Stated task
Convert the stretch from the line containing "800, 506, 810]" through the line containing "579, 328, 589]" into a Markdown table with two columns, Item and Entry, numbering each line in Item and placing the line itself in Entry. Skip blank lines.

Element box annotations
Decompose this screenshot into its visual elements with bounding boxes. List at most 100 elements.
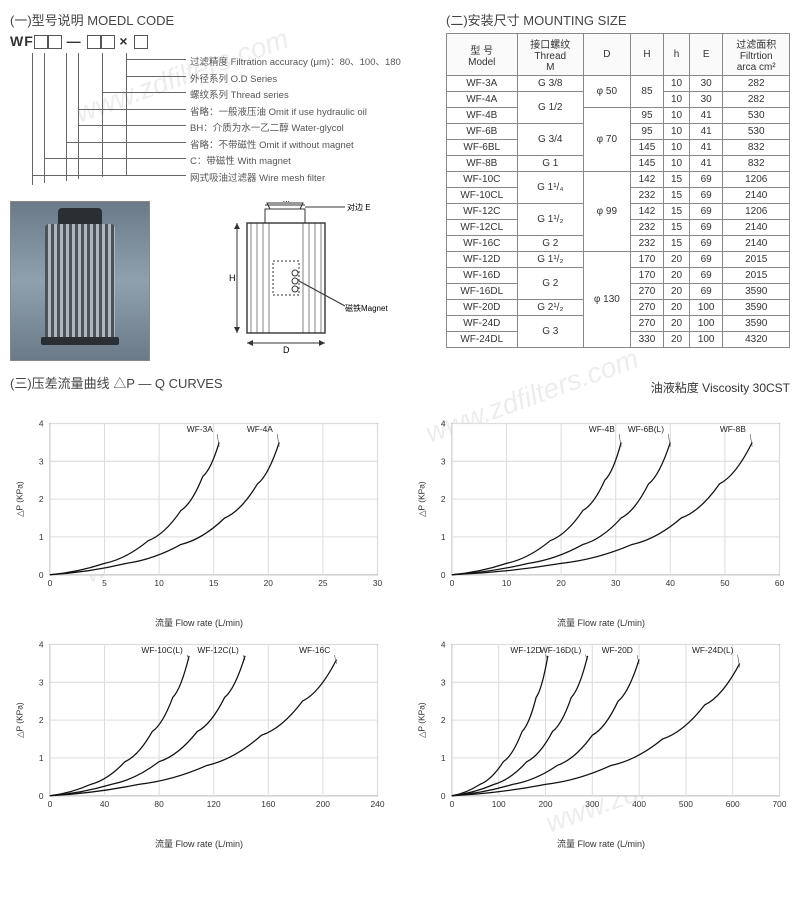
svg-text:100: 100	[492, 800, 506, 810]
th-filt: 过滤面积Filtrtionarca cm²	[723, 34, 790, 76]
pq-chart: 01234051015202530WF-3AWF-4A△P (KPa)流量 Fl…	[10, 404, 388, 611]
pq-chart: 0123404080120160200240WF-10C(L)WF-12C(L)…	[10, 625, 388, 832]
svg-text:WF-6B(L): WF-6B(L)	[628, 424, 665, 434]
th-D: D	[584, 34, 631, 76]
th-thread: 接口螺纹ThreadM	[517, 34, 584, 76]
svg-text:0: 0	[450, 579, 455, 589]
svg-text:△P (KPa): △P (KPa)	[15, 481, 25, 517]
svg-text:1: 1	[441, 532, 446, 542]
svg-text:WF-10C(L): WF-10C(L)	[141, 645, 183, 655]
svg-text:30: 30	[611, 579, 621, 589]
svg-text:120: 120	[207, 800, 221, 810]
mounting-title: (二)安装尺寸 MOUNTING SIZE	[446, 10, 790, 29]
svg-text:2: 2	[441, 716, 446, 726]
model-legend-item: BH：介质为水一乙二醇 Water-glycol	[190, 120, 344, 134]
th-model: 型 号Model	[447, 34, 518, 76]
svg-text:3: 3	[39, 457, 44, 467]
model-legend-item: 省略：一般液压油 Omit if use hydraulic oil	[190, 104, 367, 118]
model-legend-item: 过滤精度 Filtration accuracy (μm)：80、100、180	[190, 54, 401, 68]
svg-text:1: 1	[441, 753, 446, 763]
table-row: WF-4Bφ 70951041530	[447, 108, 790, 124]
svg-text:0: 0	[39, 570, 44, 580]
pq-chart: 012340100200300400500600700WF-12DWF-16D(…	[412, 625, 790, 832]
svg-text:0: 0	[450, 800, 455, 810]
th-E: E	[689, 34, 723, 76]
table-row: WF-12DG 1¹/₂φ 13017020692015	[447, 252, 790, 268]
svg-text:4: 4	[39, 419, 44, 429]
dim-E: 对边 E	[347, 202, 371, 212]
dim-M: M	[283, 201, 290, 204]
svg-text:15: 15	[209, 579, 219, 589]
th-H: H	[630, 34, 664, 76]
svg-text:WF-8B: WF-8B	[720, 424, 746, 434]
svg-text:200: 200	[316, 800, 330, 810]
svg-text:WF-16C: WF-16C	[299, 645, 330, 655]
svg-text:2: 2	[39, 716, 44, 726]
svg-text:3: 3	[441, 678, 446, 688]
svg-text:0: 0	[39, 791, 44, 801]
svg-text:500: 500	[679, 800, 693, 810]
svg-text:4: 4	[39, 640, 44, 650]
svg-text:WF-24D(L): WF-24D(L)	[692, 645, 734, 655]
svg-text:10: 10	[502, 579, 512, 589]
svg-text:WF-12D: WF-12D	[510, 645, 541, 655]
svg-text:WF-3A: WF-3A	[187, 424, 213, 434]
svg-text:160: 160	[261, 800, 275, 810]
svg-text:4: 4	[441, 640, 446, 650]
dimension-schematic: M 对边 E H D 磁铁Magnet	[160, 201, 430, 361]
svg-text:0: 0	[48, 800, 53, 810]
model-legend-item: 网式吸油过滤器 Wire mesh filter	[190, 170, 325, 184]
svg-text:600: 600	[726, 800, 740, 810]
svg-text:2: 2	[39, 495, 44, 505]
svg-text:4: 4	[441, 419, 446, 429]
svg-text:25: 25	[318, 579, 328, 589]
model-code-pattern: WF — ×	[10, 33, 430, 49]
svg-text:0: 0	[441, 570, 446, 580]
svg-text:2: 2	[441, 495, 446, 505]
dim-H: H	[229, 273, 236, 283]
svg-text:WF-16D(L): WF-16D(L)	[540, 645, 582, 655]
svg-text:30: 30	[373, 579, 383, 589]
svg-text:△P (KPa): △P (KPa)	[15, 702, 25, 738]
svg-text:40: 40	[100, 800, 110, 810]
svg-text:80: 80	[154, 800, 164, 810]
svg-text:20: 20	[264, 579, 274, 589]
x-axis-label: 流量 Flow rate (L/min)	[412, 837, 790, 850]
svg-text:60: 60	[775, 579, 785, 589]
model-legend-item: 螺纹系列 Thread series	[190, 87, 289, 101]
model-code-title: (一)型号说明 MOEDL CODE	[10, 10, 430, 29]
svg-text:WF-4A: WF-4A	[247, 424, 273, 434]
svg-text:WF-4B: WF-4B	[589, 424, 615, 434]
product-photo	[10, 201, 150, 361]
svg-text:0: 0	[441, 791, 446, 801]
svg-text:△P (KPa): △P (KPa)	[417, 702, 427, 738]
svg-text:10: 10	[154, 579, 164, 589]
svg-text:240: 240	[371, 800, 385, 810]
svg-text:△P (KPa): △P (KPa)	[417, 481, 427, 517]
svg-text:3: 3	[39, 678, 44, 688]
svg-text:20: 20	[556, 579, 566, 589]
model-prefix: WF	[10, 33, 34, 49]
viscosity-label: 油液粘度 Viscosity 30CST	[651, 379, 790, 396]
model-legend-item: 省略：不带磁性 Omit if without magnet	[190, 137, 354, 151]
table-row: WF-3AG 3/8φ 50851030282	[447, 76, 790, 92]
mounting-table: 型 号Model 接口螺纹ThreadM D H h E 过滤面积Filtrti…	[446, 33, 790, 348]
th-h: h	[664, 34, 690, 76]
svg-text:5: 5	[102, 579, 107, 589]
svg-text:3: 3	[441, 457, 446, 467]
svg-text:WF-12C(L): WF-12C(L)	[197, 645, 239, 655]
dim-D: D	[283, 345, 290, 355]
svg-text:WF-20D: WF-20D	[602, 645, 633, 655]
svg-text:0: 0	[48, 579, 53, 589]
x-axis-label: 流量 Flow rate (L/min)	[10, 837, 388, 850]
curves-title: (三)压差流量曲线 △P — Q CURVES	[10, 373, 223, 392]
svg-text:700: 700	[773, 800, 787, 810]
table-row: WF-10CG 1¹/₄φ 9914215691206	[447, 172, 790, 188]
model-legend-item: 外径系列 O.D Series	[190, 71, 277, 85]
svg-text:50: 50	[720, 579, 730, 589]
pq-chart: 012340102030405060WF-4BWF-6B(L)WF-8B△P (…	[412, 404, 790, 611]
svg-text:1: 1	[39, 532, 44, 542]
svg-text:40: 40	[666, 579, 676, 589]
svg-text:300: 300	[585, 800, 599, 810]
svg-text:200: 200	[539, 800, 553, 810]
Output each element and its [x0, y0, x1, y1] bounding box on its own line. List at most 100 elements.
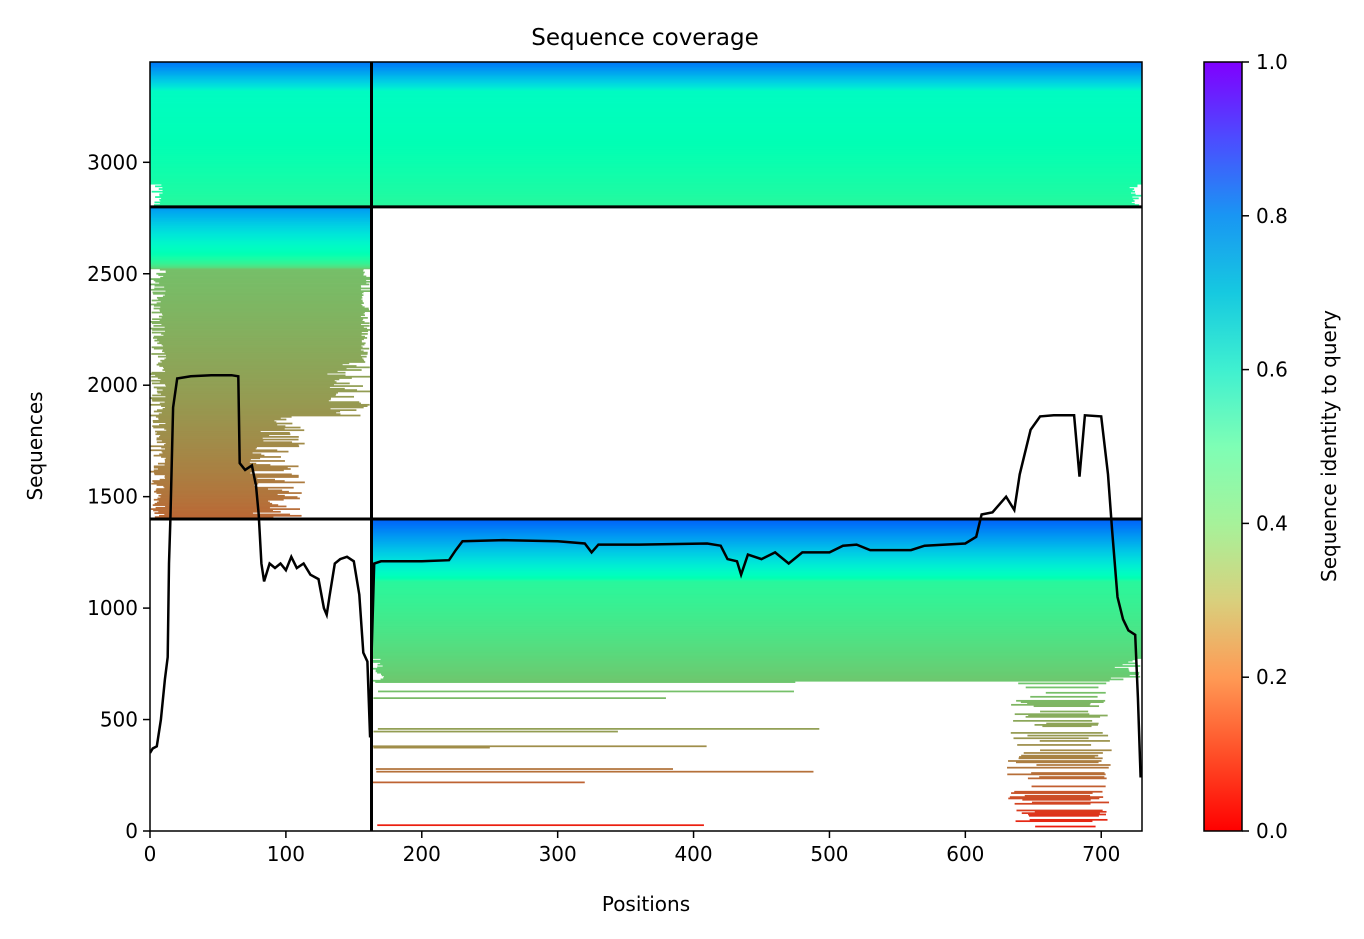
- msa-row: [152, 480, 285, 482]
- msa-row: [371, 655, 1142, 658]
- msa-row: [371, 547, 1142, 550]
- msa-row: [150, 176, 1142, 178]
- msa-row: [371, 604, 1142, 607]
- msa-row: [165, 505, 287, 508]
- msa-row: [371, 608, 1142, 611]
- msa-row: [151, 382, 350, 385]
- msa-row: [152, 318, 364, 321]
- msa-row: [165, 271, 365, 274]
- coverage-line: [150, 373, 1142, 778]
- msa-row: [150, 121, 1142, 124]
- msa-row: [160, 200, 1135, 202]
- msa-row: [371, 596, 1142, 599]
- msa-row: [150, 109, 1142, 111]
- msa-row: [161, 393, 337, 395]
- msa-row: [371, 542, 1142, 544]
- msa-row: [150, 242, 372, 244]
- msa-row: [371, 614, 1142, 617]
- msa-row: [154, 472, 251, 474]
- msa-row: [157, 468, 291, 470]
- msa-row: [371, 563, 1142, 566]
- msa-row: [150, 182, 1142, 185]
- msa-row: [371, 562, 1142, 564]
- msa-row: [382, 665, 1141, 667]
- y-tick-label: 1500: [87, 485, 138, 509]
- x-tick-label: 700: [1082, 842, 1120, 866]
- msa-row: [165, 383, 334, 386]
- msa-row: [164, 286, 362, 288]
- msa-row: [155, 196, 1133, 198]
- msa-row: [371, 625, 1142, 627]
- msa-row: [1039, 776, 1105, 778]
- msa-row: [371, 590, 1142, 593]
- msa-row: [1033, 705, 1100, 708]
- msa-row: [380, 658, 1136, 661]
- msa-row: [161, 405, 368, 408]
- msa-row: [165, 395, 355, 398]
- msa-row: [375, 669, 1129, 671]
- msa-row: [371, 570, 1142, 572]
- msa-row: [156, 501, 270, 504]
- msa-row: [150, 243, 372, 246]
- msa-row: [165, 385, 363, 387]
- msa-row: [150, 130, 1142, 133]
- msa-row: [371, 617, 1142, 619]
- msa-row: [371, 550, 1142, 552]
- msa-row: [151, 398, 331, 401]
- msa-row: [159, 282, 367, 284]
- msa-row: [371, 607, 1142, 610]
- msa-row: [150, 445, 300, 448]
- msa-row: [371, 657, 1142, 659]
- msa-row: [150, 250, 372, 252]
- msa-row: [162, 452, 253, 454]
- msa-row: [152, 291, 364, 294]
- msa-row: [159, 478, 275, 481]
- msa-row: [371, 579, 1142, 582]
- msa-row: [371, 622, 1142, 625]
- msa-row: [371, 560, 1142, 563]
- msa-row: [371, 598, 1142, 601]
- msa-row: [156, 488, 268, 490]
- msa-row: [371, 637, 1142, 639]
- msa-row: [165, 442, 305, 445]
- msa-row: [1027, 734, 1109, 737]
- msa-row: [1031, 772, 1105, 774]
- msa-row: [156, 438, 299, 441]
- msa-row: [157, 342, 366, 345]
- msa-row: [1016, 809, 1103, 812]
- msa-row: [371, 587, 1142, 590]
- msa-row: [150, 98, 1142, 101]
- msa-row: [373, 745, 707, 748]
- msa-row: [151, 346, 363, 349]
- msa-row: [159, 453, 262, 456]
- msa-row: [157, 391, 338, 394]
- msa-row: [158, 274, 364, 276]
- msa-row: [371, 618, 1142, 621]
- msa-row: [150, 62, 1142, 65]
- msa-row: [152, 394, 336, 397]
- msa-row: [150, 146, 1142, 149]
- msa-row: [150, 212, 372, 215]
- msa-row: [150, 70, 1142, 73]
- msa-row: [371, 558, 1142, 560]
- msa-row: [371, 576, 1142, 579]
- msa-row: [153, 465, 299, 468]
- msa-row: [156, 432, 290, 434]
- msa-row: [150, 87, 1142, 90]
- msa-row: [373, 661, 1129, 663]
- msa-row: [150, 214, 372, 216]
- msa-row: [153, 279, 367, 282]
- msa-row: [166, 429, 305, 432]
- x-tick-label: 600: [946, 842, 984, 866]
- msa-row: [150, 126, 1142, 129]
- x-tick-label: 400: [674, 842, 712, 866]
- msa-row: [1018, 757, 1103, 760]
- msa-row: [162, 314, 365, 317]
- msa-row: [159, 268, 364, 271]
- msa-row: [150, 75, 1142, 78]
- msa-row: [1013, 737, 1089, 740]
- msa-row: [159, 514, 302, 517]
- msa-row: [371, 526, 1142, 528]
- msa-row: [150, 67, 1142, 70]
- msa-row: [152, 399, 329, 402]
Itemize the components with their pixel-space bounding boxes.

Solution to the problem
| Item | Entry |
|---|---|
| 1 | svg-text:100: 100	[492, 800, 506, 810] |
| 2 | th-filt: 过滤面积Filtrtionarca cm²	[723, 34, 790, 76] |
| 3 | pq-chart: 01234051015202530WF-3AWF-4A△P (KPa)流量 Fl…	[10, 404, 388, 611] |
| 4 | pq-chart: 0123404080120160200240WF-10C(L)WF-12C(L)…	[10, 625, 388, 832] |
| 5 | svg-text:WF-6B(L): WF-6B(L)	[628, 424, 665, 434] |
| 6 | th-D: D	[584, 34, 631, 76] |
| 7 | th-thread: 接口螺纹ThreadM	[517, 34, 584, 76] |
| 8 | svg-text:0: 0	[450, 579, 455, 589] |
| 9 | svg-text:△P (KPa): △P (KPa)	[15, 481, 25, 517] |
| 10 | svg-text:1: 1	[441, 532, 446, 542] |
| 11 | svg-text:WF-10C(L): WF-10C(L)	[141, 645, 183, 655] |
| 12 | svg-text:30: 30	[611, 579, 621, 589] |
| 13 | svg-text:120: 120	[207, 800, 221, 810] |
| 14 | mounting-title: (二)安装尺寸 MOUNTING SIZE	[446, 10, 790, 29] |
| 15 | svg-text:2: 2	[441, 716, 446, 726] |
| 16 | model-legend-item: BH：介质为水一乙二醇 Water-glycol	[190, 120, 344, 134] |
| 17 | th-model: 型 号Model	[447, 34, 518, 76] |
| 18 | svg-text:3: 3	[39, 457, 44, 467] |
| 19 | model-legend-item: 省略：一般液压油 Omit if use hydraulic oil	[190, 104, 367, 118] |
| 20 | model-legend-item: 过滤精度 Filtration accuracy (μm)：80、100、180	[190, 54, 401, 68] |
| 21 | svg-text:1: 1	[441, 753, 446, 763] |
| 22 | table-row: WF-4Bφ 70951041530	[447, 108, 790, 124] |
| 23 | svg-text:0: 0	[39, 570, 44, 580] |
| 24 | pq-chart: 012340100200300400500600700WF-12DWF-16D(…	[412, 625, 790, 832] |
| 25 | svg-text:0: 0	[450, 800, 455, 810] |
| 26 | th-E: E	[689, 34, 723, 76] |
| 27 | table-row: WF-12DG 1¹/₂φ 13017020692015	[447, 252, 790, 268] |
| 28 | svg-text:4: 4	[39, 419, 44, 429] |
| 29 | dim-E: 对边 E	[347, 202, 371, 212] |
| 30 | dim-M: M	[283, 201, 290, 204] |
| 31 | svg-text:15: 15	[209, 579, 219, 589] |
| 32 | th-H: H	[630, 34, 664, 76] |
| 33 | svg-text:WF-8B: WF-8B	[720, 424, 746, 434] |
| 34 | svg-text:200: 200	[316, 800, 330, 810] |
| 35 | svg-text:WF-16C: WF-16C	[299, 645, 330, 655] |
| 36 | svg-text:2: 2	[39, 716, 44, 726] |
| 37 | svg-text:3: 3	[441, 678, 446, 688] |
| 38 | svg-text:0: 0	[39, 791, 44, 801] |
| 39 | svg-text:500: 500	[679, 800, 693, 810] |
| 40 | svg-text:4: 4	[39, 640, 44, 650] |
| 41 | svg-text:WF-24D(L): WF-24D(L)	[692, 645, 734, 655] |
| 42 | svg-text:10: 10	[502, 579, 512, 589] |
| 43 | svg-text:WF-12D: WF-12D	[510, 645, 541, 655] |
| 44 | svg-text:WF-3A: WF-3A	[187, 424, 213, 434] |
| 45 | svg-text:160: 160	[261, 800, 275, 810] |
| 46 | svg-text:4: 4	[441, 640, 446, 650] |
| 47 | dimension-schematic: M 对边 E H D 磁铁Magnet	[160, 201, 430, 361] |
| 48 | svg-text:0: 0	[48, 800, 53, 810] |
| 49 | model-legend-item: 网式吸油过滤器 Wire mesh filter	[190, 170, 325, 184] |
| 50 | svg-text:600: 600	[726, 800, 740, 810] |
| 51 | svg-text:2: 2	[39, 495, 44, 505] |
| 52 | svg-text:4: 4	[441, 419, 446, 429] |
| 53 | svg-text:25: 25	[318, 579, 328, 589] |